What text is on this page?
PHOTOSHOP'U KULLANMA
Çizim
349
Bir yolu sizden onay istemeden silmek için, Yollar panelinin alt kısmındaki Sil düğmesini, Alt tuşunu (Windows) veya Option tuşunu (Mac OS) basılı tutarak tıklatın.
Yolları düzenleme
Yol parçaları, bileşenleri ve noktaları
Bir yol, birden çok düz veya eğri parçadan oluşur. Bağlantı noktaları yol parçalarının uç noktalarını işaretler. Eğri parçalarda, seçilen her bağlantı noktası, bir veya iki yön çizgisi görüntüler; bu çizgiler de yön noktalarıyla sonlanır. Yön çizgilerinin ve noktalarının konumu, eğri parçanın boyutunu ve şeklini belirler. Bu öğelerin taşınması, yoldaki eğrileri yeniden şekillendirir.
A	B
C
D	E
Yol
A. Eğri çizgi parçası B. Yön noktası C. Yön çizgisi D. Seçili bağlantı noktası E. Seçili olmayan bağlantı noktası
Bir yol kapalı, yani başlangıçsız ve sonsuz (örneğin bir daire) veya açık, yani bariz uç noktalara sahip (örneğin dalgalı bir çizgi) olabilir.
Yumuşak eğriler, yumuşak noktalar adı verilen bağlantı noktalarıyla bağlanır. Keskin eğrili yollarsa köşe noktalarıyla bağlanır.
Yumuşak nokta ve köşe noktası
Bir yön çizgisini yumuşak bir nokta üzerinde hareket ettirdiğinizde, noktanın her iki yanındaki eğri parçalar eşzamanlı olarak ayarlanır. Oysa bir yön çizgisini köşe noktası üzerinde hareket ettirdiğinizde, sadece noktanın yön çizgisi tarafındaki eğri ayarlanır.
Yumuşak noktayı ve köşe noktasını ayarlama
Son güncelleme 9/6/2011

--

Repeat the records exactly, including every line.

▸ **CORRECT RESPONSE**:
What text is on this page?
PHOTOSHOP'U KULLANMA
Çizim
349
Bir yolu sizden onay istemeden silmek için, Yollar panelinin alt kısmındaki Sil düğmesini, Alt tuşunu (Windows) veya Option tuşunu (Mac OS) basılı tutarak tıklatın.
Yolları düzenleme
Yol parçaları, bileşenleri ve noktaları
Bir yol, birden çok düz veya eğri parçadan oluşur. Bağlantı noktaları yol parçalarının uç noktalarını işaretler. Eğri parçalarda, seçilen her bağlantı noktası, bir veya iki yön çizgisi görüntüler; bu çizgiler de yön noktalarıyla sonlanır. Yön çizgilerinin ve noktalarının konumu, eğri parçanın boyutunu ve şeklini belirler. Bu öğelerin taşınması, yoldaki eğrileri yeniden şekillendirir.
A	B
C
D	E
Yol
A. Eğri çizgi parçası B. Yön noktası C. Yön çizgisi D. Seçili bağlantı noktası E. Seçili olmayan bağlantı noktası
Bir yol kapalı, yani başlangıçsız ve sonsuz (örneğin bir daire) veya açık, yani bariz uç noktalara sahip (örneğin dalgalı bir çizgi) olabilir.
Yumuşak eğriler, yumuşak noktalar adı verilen bağlantı noktalarıyla bağlanır. Keskin eğrili yollarsa köşe noktalarıyla bağlanır.
Yumuşak nokta ve köşe noktası
Bir yön çizgisini yumuşak bir nokta üzerinde hareket ettirdiğinizde, noktanın her iki yanındaki eğri parçalar eşzamanlı olarak ayarlanır. Oysa bir yön çizgisini köşe noktası üzerinde hareket ettirdiğinizde, sadece noktanın yön çizgisi tarafındaki eğri ayarlanır.
Yumuşak noktayı ve köşe noktasını ayarlama
Son güncelleme 9/6/2011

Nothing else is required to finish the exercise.